# Help me understand those @#$%^& mats in Poodle coats



## twyla (Apr 28, 2010)

Yes the evil of the coat change, some poodles have it worse than others. Weekly bathes with leave in conditioner helped me with my girl Beatrice, her coat change was in the dead of a cold winter.


----------



## Moni (May 8, 2018)

that's the other thing - not looking forward to shaving off all his hair just as it is getting colder....


----------



## Mfmst (Jun 18, 2014)

I have Buck’s legs and torso, short. He has the fluffy ears, blended topknot and poof tail, so I only had to deal with those during coat change. Plenty poodley, without mat stress. You could do a modified German, so you wouldn’t even have to deal with the ears. Nice masculine groom.


----------



## chinchillafuzzy (Feb 11, 2017)

Yep, coat change. I thought my girl would have to be shaved down for sure (and she was growing a full show coat!!) Here are the things I did, maybe something will help. Not saying any of these are the “right” way to do it - they are just what I did.

Dematt as well as you can before the bath. Use liberal amounts of corn starch on the Matt’s and use a slicker to brush it out. Corn starch can be drying but do it only right before the bath and don’t try to blow dry it out - causes a ton of static. Just put them in the tub right after you get the Matt’s out and it will rinse out easily. After bath and dry use leaving in spray, slicker and then metal comb on every square inch.

A bath every 7 days at the longest. If they are 100% dematted after the bath I would usually go about 3 days before spraying, brushing and combing again. So at least one full brush out in between baths.

I didn’t rinse conditioner out completely in the tub. Most of the way, but not all the way. This helped.

Avoid petting or touching any of the longer hair areas unless you want to brush and comb right after.

Yes it is a huge pain!!! I wish you a lot of luck!!!


----------



## snow0160 (Sep 20, 2016)

Good news is after the coat changes, things should get so much better. It did for me and I never keep Lucky’s foot and torso hair longer than .5”. 


Sent from my iPhone using Tapatalk Pro


----------



## Viking Queen (Nov 12, 2014)

If you have a true matt comb be EXTREMELY careful with it. Waay too easy to cut your boy with one of those. I don't own one for that reason.

I took Poppy very short on body and legs, leaving ears, topknot and tail fluffy.

Life is too short and too uncomfortable when trying to demat a puppy.

You have received great advice. Hair grows back quickly once coat change is over. Cut the hair short and enjoy your time together. You have many years following coat change to grow poofy coat and play with it.

Here is Poppy during her coat change.


----------



## BellaSpoo (May 20, 2018)

I shaved Bella very short. It’s still hot here and won’t start getting slightly cooler until November or later. We don’t get below freezing until like January most years lol 
I would comb her for an hour or more every day and turn around and she was matted again. She’s sensitive too and seems like it hurts her when I’m trying to comb her out so I figured shaving her short and starting over was the best way to go about things 
I hope everything works out well and you don’t have to shave him! Bella looks kinda funny but she’s so much more comfortable


Sent from my iPhone using Tapatalk


----------



## Moni (May 8, 2018)

• **STATED PROBLEM 1**
In the poodle mats thread, what is the longest interval chinchillafuzzy allows between baths?

• **INPUT RECORDS**
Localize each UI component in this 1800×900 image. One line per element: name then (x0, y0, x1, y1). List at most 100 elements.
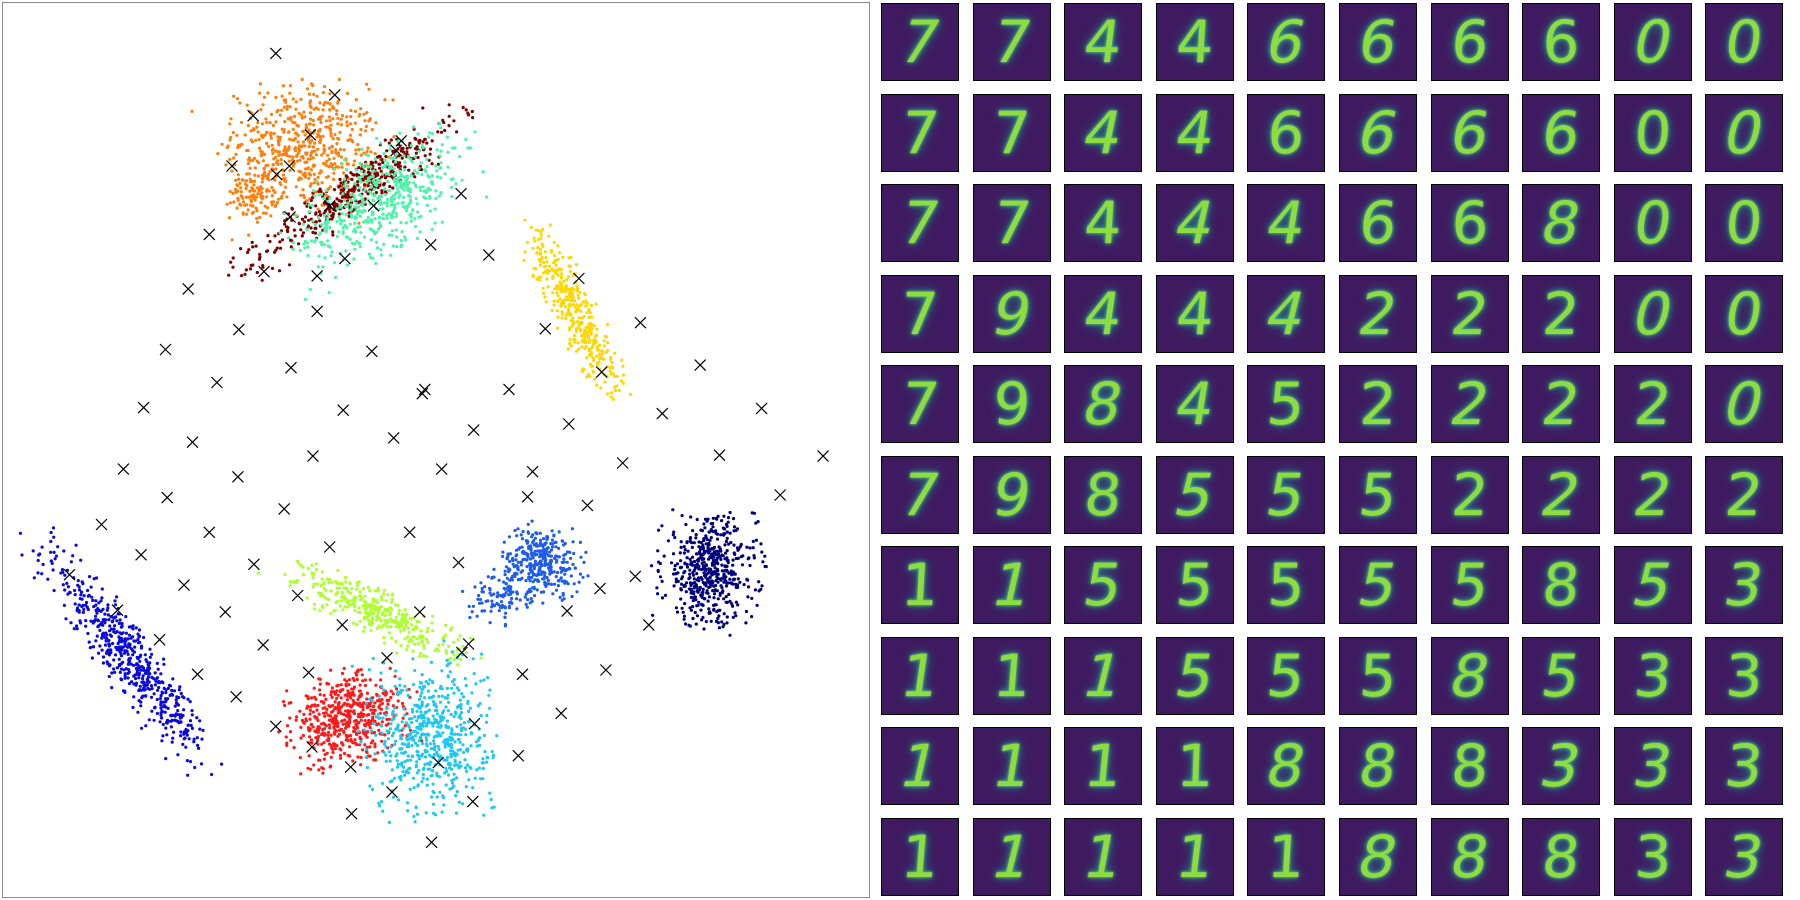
scatter-point (338, 690, 342, 694)
scatter-point (380, 598, 384, 602)
scatter-point (351, 690, 355, 695)
scatter-point (238, 101, 242, 105)
scatter-point (563, 289, 568, 293)
scatter-point (379, 200, 383, 204)
scatter-point (422, 654, 426, 658)
scatter-point (349, 696, 353, 700)
scatter-point (588, 311, 592, 315)
scatter-point (710, 556, 714, 560)
scatter-point (435, 712, 439, 716)
scatter-point (307, 203, 311, 207)
scatter-point (504, 565, 509, 569)
scatter-point (244, 268, 248, 272)
scatter-point (755, 603, 759, 608)
scatter-point (439, 724, 443, 728)
scatter-point (329, 764, 333, 768)
scatter-point (356, 183, 360, 187)
scatter-point (720, 586, 724, 590)
scatter-point (440, 810, 444, 814)
scatter-point (508, 552, 512, 556)
scatter-point (311, 156, 315, 160)
scatter-point (711, 547, 715, 551)
scatter-point (324, 125, 328, 129)
scatter-point (372, 708, 376, 712)
scatter-point (552, 240, 556, 244)
scatter-point (740, 563, 745, 567)
scatter-point (289, 118, 293, 122)
scatter-point (559, 267, 564, 271)
scatter-point (685, 556, 689, 560)
scatter-point (349, 738, 353, 742)
scatter-point (266, 172, 271, 177)
scatter-point (344, 249, 348, 253)
scatter-point (334, 275, 338, 279)
scatter-point (279, 158, 283, 162)
scatter-point (381, 691, 385, 696)
scatter-point (322, 741, 326, 745)
scatter-point (546, 546, 550, 550)
scatter-point (542, 265, 547, 269)
scatter-point (394, 739, 398, 743)
scatter-point (252, 183, 256, 187)
scatter-point (436, 649, 440, 653)
scatter-point (335, 207, 339, 211)
scatter-point (285, 689, 289, 693)
scatter-point (264, 211, 268, 215)
scatter-point (414, 151, 418, 155)
scatter-point (561, 299, 565, 303)
scatter-point (660, 524, 664, 528)
scatter-point (334, 148, 338, 152)
scatter-point (404, 185, 408, 189)
scatter-point (717, 614, 721, 618)
scatter-point (312, 172, 316, 176)
scatter-point (253, 179, 257, 183)
scatter-point (86, 631, 90, 636)
scatter-point (363, 129, 368, 133)
scatter-point (547, 264, 552, 268)
scatter-point (267, 144, 271, 149)
scatter-point (428, 196, 432, 200)
scatter-point (371, 199, 376, 203)
scatter-point (186, 723, 191, 727)
scatter-point (51, 568, 55, 572)
scatter-point (141, 680, 145, 684)
scatter-point (436, 744, 440, 749)
scatter-point (439, 130, 444, 134)
scatter-point (318, 219, 322, 223)
scatter-point (298, 248, 302, 252)
scatter-point (314, 729, 319, 733)
scatter-point (409, 732, 413, 736)
scatter-point (388, 147, 392, 151)
scatter-point (381, 216, 386, 221)
scatter-point (186, 773, 190, 777)
scatter-point (308, 184, 312, 188)
scatter-point (383, 618, 387, 622)
scatter-point (344, 186, 348, 190)
scatter-point (244, 195, 248, 199)
scatter-point (478, 597, 483, 602)
scatter-point (551, 291, 555, 295)
scatter-point (344, 204, 348, 209)
scatter-point (689, 515, 693, 519)
scatter-point (412, 814, 416, 819)
scatter-point (452, 691, 456, 695)
scatter-point (388, 727, 392, 731)
scatter-point (127, 662, 131, 666)
scatter-point (530, 564, 534, 568)
scatter-point (426, 717, 430, 721)
scatter-point (595, 354, 599, 358)
scatter-point (499, 600, 504, 604)
scatter-point (545, 260, 549, 264)
scatter-point (304, 719, 308, 723)
scatter-point (447, 103, 451, 107)
scatter-point (395, 726, 399, 730)
scatter-point (321, 706, 325, 710)
scatter-point (396, 201, 400, 205)
scatter-point (378, 617, 382, 621)
scatter-point (725, 615, 729, 619)
scatter-point (583, 291, 587, 296)
scatter-point (425, 157, 429, 161)
scatter-point (280, 108, 284, 112)
scatter-point (569, 255, 573, 260)
scatter-point (433, 721, 437, 725)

• **STATED PROBLEM 2**
In the records, take the lines starting with the one that contains "scatter-point (338, 690, 342, 694)" and going on through the one that contains "scatter-point (349, 696, 353, 700)", and replace "scatter-point" with "marker" in each. Return only those lines, with nothing else altered.

• **FINISHED ANSWER 1**
Seven days.

• **FINISHED ANSWER 2**
marker (338, 690, 342, 694)
marker (380, 598, 384, 602)
marker (351, 690, 355, 695)
marker (238, 101, 242, 105)
marker (563, 289, 568, 293)
marker (379, 200, 383, 204)
marker (422, 654, 426, 658)
marker (349, 696, 353, 700)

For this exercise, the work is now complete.